- **EXERCISE**:
Extract each record and reproduce it exactly.

- **DATA FOR THE TASK**:
>>

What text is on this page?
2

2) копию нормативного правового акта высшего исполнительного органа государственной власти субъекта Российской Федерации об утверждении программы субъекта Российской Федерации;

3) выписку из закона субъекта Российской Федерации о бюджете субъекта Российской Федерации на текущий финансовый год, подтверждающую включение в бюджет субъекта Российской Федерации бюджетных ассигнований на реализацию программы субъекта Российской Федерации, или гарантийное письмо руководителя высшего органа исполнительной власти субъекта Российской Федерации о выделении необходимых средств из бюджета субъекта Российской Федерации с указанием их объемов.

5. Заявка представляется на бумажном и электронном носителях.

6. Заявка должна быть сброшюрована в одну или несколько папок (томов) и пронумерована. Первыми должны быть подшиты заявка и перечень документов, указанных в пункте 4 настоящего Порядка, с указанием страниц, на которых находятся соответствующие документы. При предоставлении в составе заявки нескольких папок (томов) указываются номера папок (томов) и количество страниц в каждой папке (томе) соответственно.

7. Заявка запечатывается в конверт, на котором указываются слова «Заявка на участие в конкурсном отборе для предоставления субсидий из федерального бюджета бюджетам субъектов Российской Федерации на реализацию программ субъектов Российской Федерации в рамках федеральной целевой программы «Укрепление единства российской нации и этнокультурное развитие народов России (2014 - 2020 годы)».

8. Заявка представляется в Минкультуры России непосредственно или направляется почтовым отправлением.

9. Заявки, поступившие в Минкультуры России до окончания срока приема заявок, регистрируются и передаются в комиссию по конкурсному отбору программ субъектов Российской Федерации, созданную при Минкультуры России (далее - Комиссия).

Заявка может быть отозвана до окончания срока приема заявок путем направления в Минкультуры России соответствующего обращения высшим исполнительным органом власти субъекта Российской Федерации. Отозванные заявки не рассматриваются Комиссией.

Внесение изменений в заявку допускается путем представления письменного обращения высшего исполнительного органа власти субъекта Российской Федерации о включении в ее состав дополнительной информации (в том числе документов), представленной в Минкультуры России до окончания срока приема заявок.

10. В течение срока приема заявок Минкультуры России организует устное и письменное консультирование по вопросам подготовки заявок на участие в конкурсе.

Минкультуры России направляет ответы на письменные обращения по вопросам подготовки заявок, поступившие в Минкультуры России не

<<

- **COMPLETED EXERCISE**:
What text is on this page?
2

2) копию нормативного правового акта высшего исполнительного органа государственной власти субъекта Российской Федерации об утверждении программы субъекта Российской Федерации;

3) выписку из закона субъекта Российской Федерации о бюджете субъекта Российской Федерации на текущий финансовый год, подтверждающую включение в бюджет субъекта Российской Федерации бюджетных ассигнований на реализацию программы субъекта Российской Федерации, или гарантийное письмо руководителя высшего органа исполнительной власти субъекта Российской Федерации о выделении необходимых средств из бюджета субъекта Российской Федерации с указанием их объемов.

5. Заявка представляется на бумажном и электронном носителях.

6. Заявка должна быть сброшюрована в одну или несколько папок (томов) и пронумерована. Первыми должны быть подшиты заявка и перечень документов, указанных в пункте 4 настоящего Порядка, с указанием страниц, на которых находятся соответствующие документы. При предоставлении в составе заявки нескольких папок (томов) указываются номера папок (томов) и количество страниц в каждой папке (томе) соответственно.

7. Заявка запечатывается в конверт, на котором указываются слова «Заявка на участие в конкурсном отборе для предоставления субсидий из федерального бюджета бюджетам субъектов Российской Федерации на реализацию программ субъектов Российской Федерации в рамках федеральной целевой программы «Укрепление единства российской нации и этнокультурное развитие народов России (2014 - 2020 годы)».

8. Заявка представляется в Минкультуры России непосредственно или направляется почтовым отправлением.

9. Заявки, поступившие в Минкультуры России до окончания срока приема заявок, регистрируются и передаются в комиссию по конкурсному отбору программ субъектов Российской Федерации, созданную при Минкультуры России (далее - Комиссия).

Заявка может быть отозвана до окончания срока приема заявок путем направления в Минкультуры России соответствующего обращения высшим исполнительным органом власти субъекта Российской Федерации. Отозванные заявки не рассматриваются Комиссией.

Внесение изменений в заявку допускается путем представления письменного обращения высшего исполнительного органа власти субъекта Российской Федерации о включении в ее состав дополнительной информации (в том числе документов), представленной в Минкультуры России до окончания срока приема заявок.

10. В течение срока приема заявок Минкультуры России организует устное и письменное консультирование по вопросам подготовки заявок на участие в конкурсе.

Минкультуры России направляет ответы на письменные обращения по вопросам подготовки заявок, поступившие в Минкультуры России не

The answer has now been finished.